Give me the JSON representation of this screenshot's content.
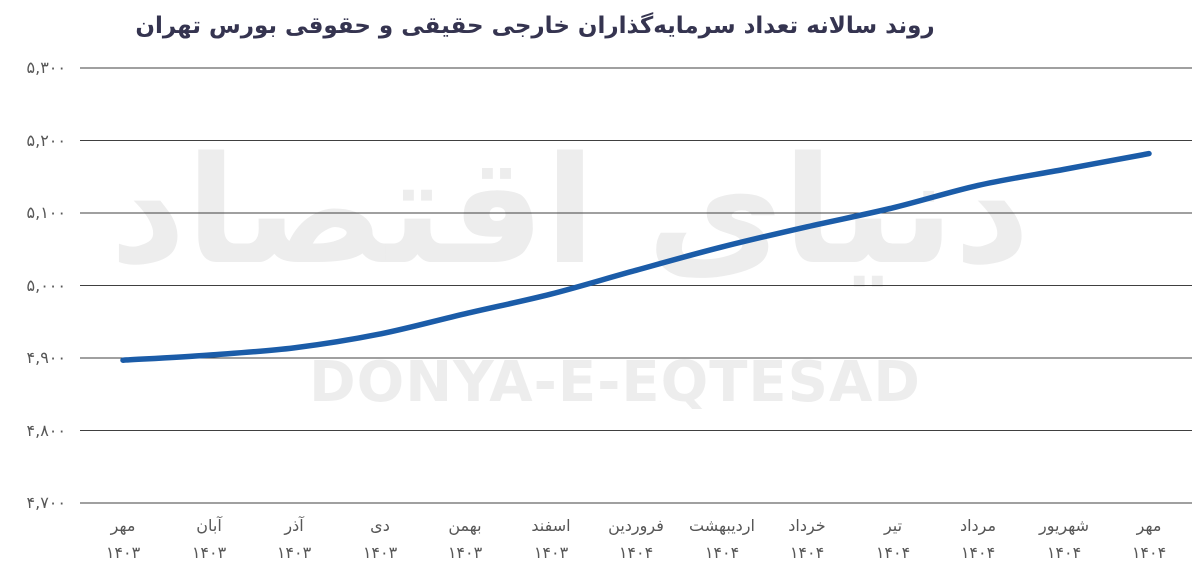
{
  "title": "روند سالانه تعداد سرمایه‌گذاران خارجی حقیقی و حقوقی بورس تهران",
  "watermark": {
    "fa": "دنیای اقتصاد",
    "en": "DONYA-E-EQTESAD"
  },
  "colors": {
    "line": "#1b5ca8",
    "grid": "#404040",
    "title": "#353450",
    "tick_label": "#575757",
    "watermark": "#ededed"
  },
  "chart_data": {
    "type": "line",
    "title": "روند سالانه تعداد سرمایه‌گذاران خارجی حقیقی و حقوقی بورس تهران",
    "categories": [
      "مهر ۱۴۰۳",
      "آبان ۱۴۰۳",
      "آذر ۱۴۰۳",
      "دی ۱۴۰۳",
      "بهمن ۱۴۰۳",
      "اسفند ۱۴۰۳",
      "فروردین ۱۴۰۴",
      "اردیبهشت ۱۴۰۴",
      "خرداد ۱۴۰۴",
      "تیر ۱۴۰۴",
      "مرداد ۱۴۰۴",
      "شهریور ۱۴۰۴",
      "مهر ۱۴۰۴"
    ],
    "x_tick_labels": [
      {
        "month": "مهر",
        "year": "۱۴۰۳"
      },
      {
        "month": "آبان",
        "year": "۱۴۰۳"
      },
      {
        "month": "آذر",
        "year": "۱۴۰۳"
      },
      {
        "month": "دی",
        "year": "۱۴۰۳"
      },
      {
        "month": "بهمن",
        "year": "۱۴۰۳"
      },
      {
        "month": "اسفند",
        "year": "۱۴۰۳"
      },
      {
        "month": "فروردین",
        "year": "۱۴۰۴"
      },
      {
        "month": "اردیبهشت",
        "year": "۱۴۰۴"
      },
      {
        "month": "خرداد",
        "year": "۱۴۰۴"
      },
      {
        "month": "تیر",
        "year": "۱۴۰۴"
      },
      {
        "month": "مرداد",
        "year": "۱۴۰۴"
      },
      {
        "month": "شهریور",
        "year": "۱۴۰۴"
      },
      {
        "month": "مهر",
        "year": "۱۴۰۴"
      }
    ],
    "values": [
      4897,
      4904,
      4914,
      4933,
      4961,
      4988,
      5021,
      5053,
      5081,
      5107,
      5138,
      5160,
      5182
    ],
    "yticks": {
      "labels": [
        "۵,۳۰۰",
        "۵,۲۰۰",
        "۵,۱۰۰",
        "۵,۰۰۰",
        "۴,۹۰۰",
        "۴,۸۰۰",
        "۴,۷۰۰"
      ],
      "values": [
        5300,
        5200,
        5100,
        5000,
        4900,
        4800,
        4700
      ]
    },
    "ylim": [
      4700,
      5300
    ],
    "xlabel": "",
    "ylabel": "",
    "grid": true,
    "legend": false
  }
}
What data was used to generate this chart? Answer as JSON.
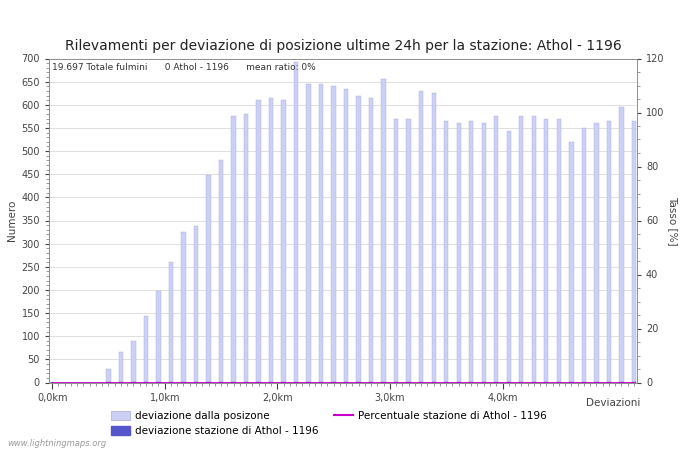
{
  "title": "Rilevamenti per deviazione di posizione ultime 24h per la stazione: Athol - 1196",
  "annotation": "19.697 Totale fulmini      0 Athol - 1196      mean ratio: 0%",
  "ylabel_left": "Numero",
  "ylabel_right": "Tasso [%]",
  "xlabel_right": "Deviazioni",
  "watermark": "www.lightningmaps.org",
  "ylim_left": [
    0,
    700
  ],
  "ylim_right": [
    0,
    120
  ],
  "bar_color": "#cdd0f5",
  "bar_edge_color": "#aaaadd",
  "station_bar_color": "#5555cc",
  "line_color": "#cc00cc",
  "bg_color": "#ffffff",
  "grid_color": "#bbbbbb",
  "title_fontsize": 10,
  "axis_fontsize": 7.5,
  "tick_fontsize": 7,
  "legend_fontsize": 7.5,
  "bar_values": [
    2,
    0,
    0,
    0,
    0,
    0,
    0,
    0,
    0,
    30,
    0,
    65,
    0,
    90,
    0,
    143,
    0,
    197,
    0,
    260,
    0,
    325,
    0,
    338,
    0,
    448,
    0,
    480,
    0,
    575,
    0,
    580,
    0,
    610,
    0,
    615,
    0,
    610,
    0,
    693,
    0,
    645,
    0,
    645,
    0,
    640,
    0,
    635,
    0,
    620,
    0,
    615,
    0,
    655,
    0,
    570,
    0,
    570,
    0,
    630,
    0,
    625,
    0,
    565,
    0,
    560,
    0,
    565,
    0,
    560,
    0,
    575,
    0,
    543,
    0,
    575,
    0,
    575,
    0,
    570,
    0,
    570,
    0,
    520,
    0,
    550,
    0,
    560,
    0,
    565,
    0,
    595,
    0,
    565
  ],
  "station_values": [
    0,
    0,
    0,
    0,
    0,
    0,
    0,
    0,
    0,
    1,
    0,
    1,
    0,
    1,
    0,
    1,
    0,
    1,
    0,
    1,
    0,
    1,
    0,
    1,
    0,
    1,
    0,
    1,
    0,
    1,
    0,
    1,
    0,
    1,
    0,
    1,
    0,
    1,
    0,
    1,
    0,
    1,
    0,
    1,
    0,
    1,
    0,
    1,
    0,
    1,
    0,
    1,
    0,
    1,
    0,
    1,
    0,
    1,
    0,
    1,
    0,
    1,
    0,
    1,
    0,
    1,
    0,
    1,
    0,
    1,
    0,
    1,
    0,
    1,
    0,
    1,
    0,
    1,
    0,
    1,
    0,
    1,
    0,
    1,
    0,
    1,
    0,
    1,
    0,
    1,
    0,
    1,
    0,
    1
  ],
  "km_tick_positions": [
    0,
    18,
    36,
    54,
    72
  ],
  "km_tick_labels": [
    "0,0km",
    "1,0km",
    "2,0km",
    "3,0km",
    "4,0km"
  ]
}
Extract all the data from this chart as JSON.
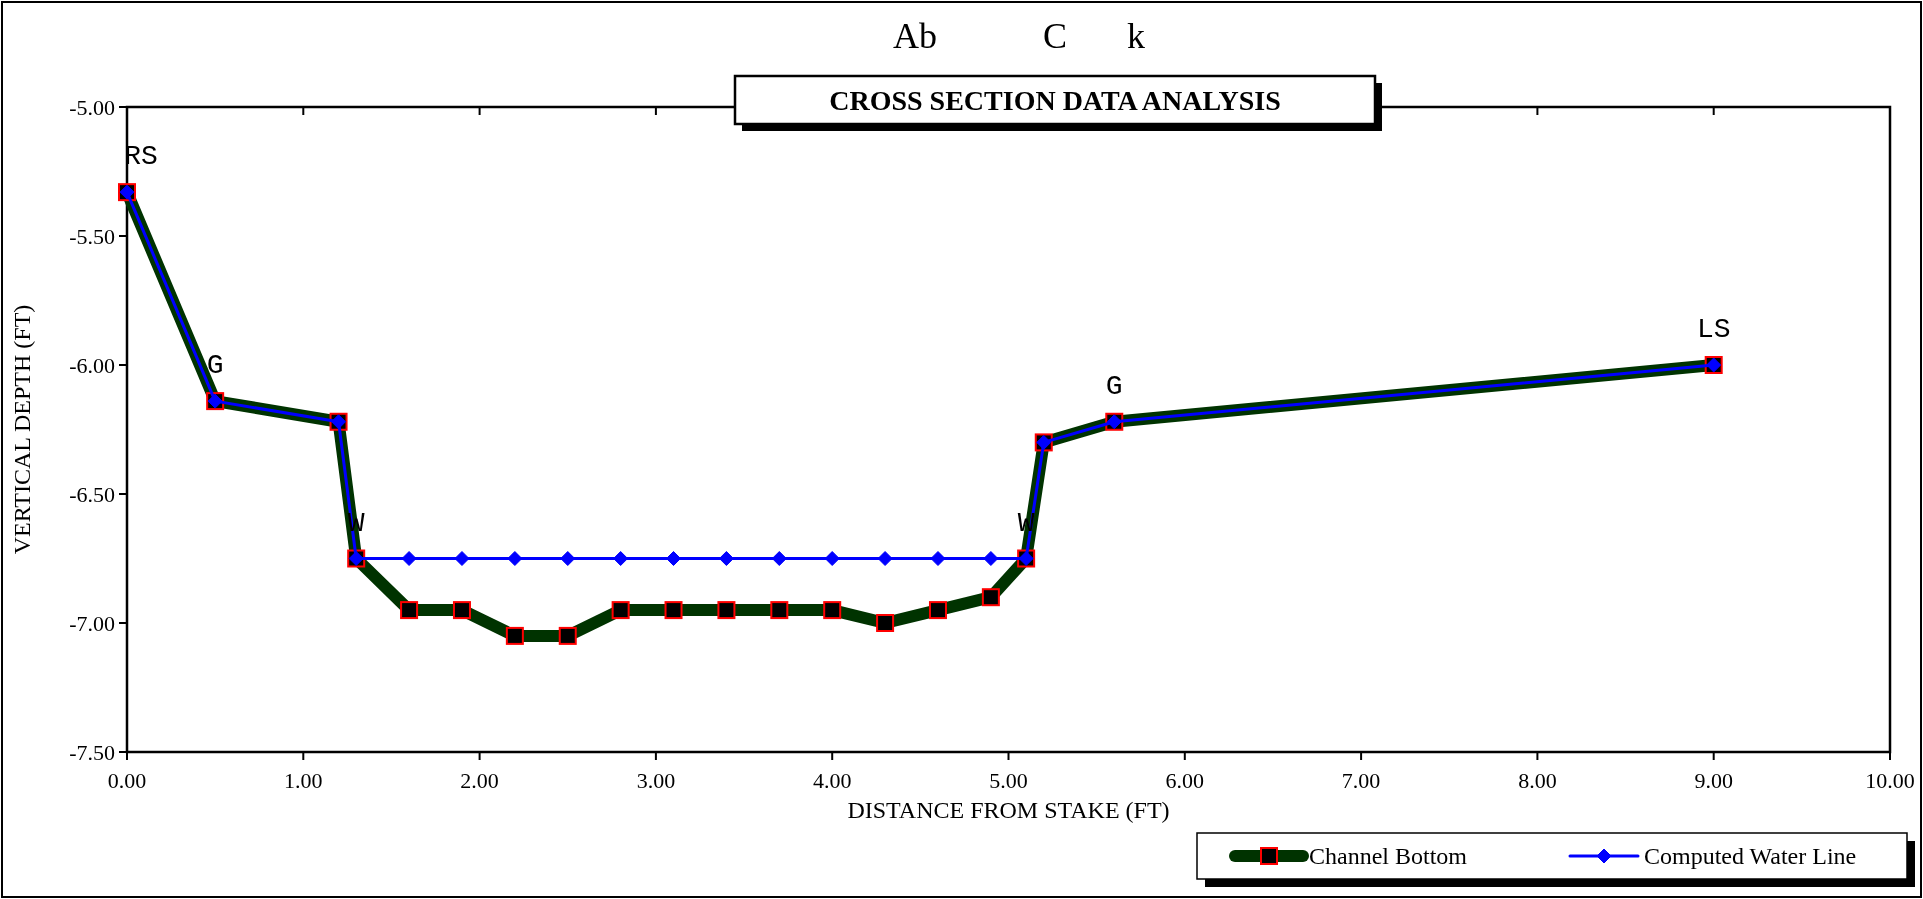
{
  "chart_data": {
    "type": "line",
    "title": "CROSS SECTION DATA ANALYSIS",
    "xlabel": "DISTANCE FROM STAKE (FT)",
    "ylabel": "VERTICAL DEPTH (FT)",
    "annotations": [
      "Ab",
      "C",
      "k",
      {
        "text": "RS",
        "x": 0,
        "y": -5.33
      },
      {
        "text": "G",
        "x": 0.5,
        "y": -6.14
      },
      {
        "text": "W",
        "x": 1.3,
        "y": -6.75
      },
      {
        "text": "W",
        "x": 5.1,
        "y": -6.75
      },
      {
        "text": "G",
        "x": 5.6,
        "y": -6.22
      },
      {
        "text": "LS",
        "x": 9.0,
        "y": -6.0
      }
    ],
    "x": [
      0,
      0.5,
      1.2,
      1.3,
      1.6,
      1.9,
      2.2,
      2.5,
      2.8,
      3.1,
      3.4,
      3.7,
      4.0,
      4.3,
      4.6,
      4.9,
      5.1,
      5.2,
      5.6,
      9.0
    ],
    "series": [
      {
        "name": "Channel Bottom",
        "color": "#003300",
        "marker": "square",
        "values": [
          -5.33,
          -6.14,
          -6.22,
          -6.75,
          -6.95,
          -6.95,
          -7.05,
          -7.05,
          -6.95,
          -6.95,
          -6.95,
          -6.95,
          -6.95,
          -7.0,
          -6.95,
          -6.9,
          -6.75,
          -6.3,
          -6.22,
          -6.0
        ]
      },
      {
        "name": "Computed Water Line",
        "color": "#0000ff",
        "marker": "diamond",
        "values": [
          -5.33,
          -6.14,
          -6.22,
          -6.75,
          -6.75,
          -6.75,
          -6.75,
          -6.75,
          -6.75,
          -6.75,
          -6.75,
          -6.75,
          -6.75,
          -6.75,
          -6.75,
          -6.75,
          -6.75,
          -6.3,
          -6.22,
          -6.0
        ]
      }
    ],
    "xlim": [
      0,
      10
    ],
    "ylim": [
      -7.5,
      -5
    ],
    "xticks": [
      {
        "value": 0,
        "label": "0.00"
      },
      {
        "value": 1,
        "label": "1.00"
      },
      {
        "value": 2,
        "label": "2.00"
      },
      {
        "value": 3,
        "label": "3.00"
      },
      {
        "value": 4,
        "label": "4.00"
      },
      {
        "value": 5,
        "label": "5.00"
      },
      {
        "value": 6,
        "label": "6.00"
      },
      {
        "value": 7,
        "label": "7.00"
      },
      {
        "value": 8,
        "label": "8.00"
      },
      {
        "value": 9,
        "label": "9.00"
      },
      {
        "value": 10,
        "label": "10.00"
      }
    ],
    "yticks": [
      {
        "value": -5,
        "label": "-5.00"
      },
      {
        "value": -5.5,
        "label": "-5.50"
      },
      {
        "value": -6,
        "label": "-6.00"
      },
      {
        "value": -6.5,
        "label": "-6.50"
      },
      {
        "value": -7,
        "label": "-7.00"
      },
      {
        "value": -7.5,
        "label": "-7.50"
      }
    ],
    "legend": "bottom right",
    "grid": false
  }
}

_ _ _ _ _

**Your goal**: State only how many lines in the material include "حقیقی".

**Finished task**: 2